• [Exercise inputs]
----
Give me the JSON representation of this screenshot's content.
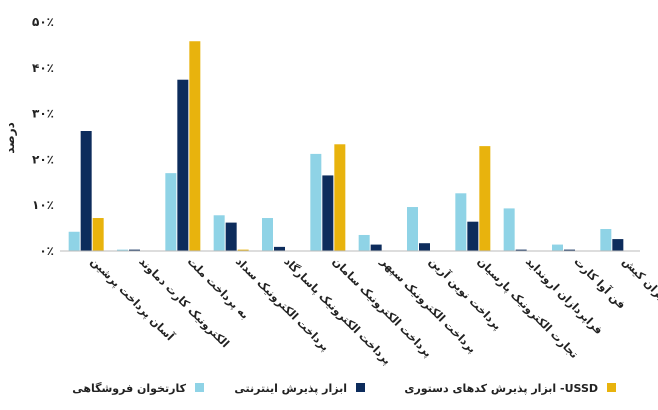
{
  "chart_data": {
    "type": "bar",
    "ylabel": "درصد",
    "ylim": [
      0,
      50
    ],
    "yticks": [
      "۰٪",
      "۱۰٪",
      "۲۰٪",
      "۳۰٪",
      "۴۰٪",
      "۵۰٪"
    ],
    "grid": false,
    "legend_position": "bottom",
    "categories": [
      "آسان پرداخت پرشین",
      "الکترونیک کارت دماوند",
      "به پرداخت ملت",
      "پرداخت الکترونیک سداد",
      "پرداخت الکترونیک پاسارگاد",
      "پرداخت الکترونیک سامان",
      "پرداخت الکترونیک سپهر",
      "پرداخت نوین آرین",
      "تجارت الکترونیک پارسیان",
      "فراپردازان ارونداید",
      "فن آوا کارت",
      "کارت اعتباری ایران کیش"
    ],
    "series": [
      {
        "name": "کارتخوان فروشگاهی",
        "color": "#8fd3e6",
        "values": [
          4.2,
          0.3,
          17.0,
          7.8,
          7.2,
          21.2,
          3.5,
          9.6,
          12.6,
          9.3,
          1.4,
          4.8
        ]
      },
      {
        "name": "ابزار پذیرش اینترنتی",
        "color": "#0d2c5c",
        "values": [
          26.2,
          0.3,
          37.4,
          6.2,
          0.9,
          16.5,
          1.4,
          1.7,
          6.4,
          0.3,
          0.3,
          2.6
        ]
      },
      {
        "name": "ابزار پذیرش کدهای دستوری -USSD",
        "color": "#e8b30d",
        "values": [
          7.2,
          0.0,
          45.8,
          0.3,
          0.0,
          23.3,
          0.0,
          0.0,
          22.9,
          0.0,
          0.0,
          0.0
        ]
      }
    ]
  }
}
----
Print the entries above exactly, taking out only the pictures.

Give me the JSON representation of this screenshot's content.
{
  "chart_data": {
    "type": "bar",
    "ylabel": "درصد",
    "ylim": [
      0,
      50
    ],
    "yticks": [
      "۰٪",
      "۱۰٪",
      "۲۰٪",
      "۳۰٪",
      "۴۰٪",
      "۵۰٪"
    ],
    "grid": false,
    "legend_position": "bottom",
    "categories": [
      "آسان پرداخت پرشین",
      "الکترونیک کارت دماوند",
      "به پرداخت ملت",
      "پرداخت الکترونیک سداد",
      "پرداخت الکترونیک پاسارگاد",
      "پرداخت الکترونیک سامان",
      "پرداخت الکترونیک سپهر",
      "پرداخت نوین آرین",
      "تجارت الکترونیک پارسیان",
      "فراپردازان ارونداید",
      "فن آوا کارت",
      "کارت اعتباری ایران کیش"
    ],
    "series": [
      {
        "name": "کارتخوان فروشگاهی",
        "color": "#8fd3e6",
        "values": [
          4.2,
          0.3,
          17.0,
          7.8,
          7.2,
          21.2,
          3.5,
          9.6,
          12.6,
          9.3,
          1.4,
          4.8
        ]
      },
      {
        "name": "ابزار پذیرش اینترنتی",
        "color": "#0d2c5c",
        "values": [
          26.2,
          0.3,
          37.4,
          6.2,
          0.9,
          16.5,
          1.4,
          1.7,
          6.4,
          0.3,
          0.3,
          2.6
        ]
      },
      {
        "name": "ابزار پذیرش کدهای دستوری -USSD",
        "color": "#e8b30d",
        "values": [
          7.2,
          0.0,
          45.8,
          0.3,
          0.0,
          23.3,
          0.0,
          0.0,
          22.9,
          0.0,
          0.0,
          0.0
        ]
      }
    ]
  }
}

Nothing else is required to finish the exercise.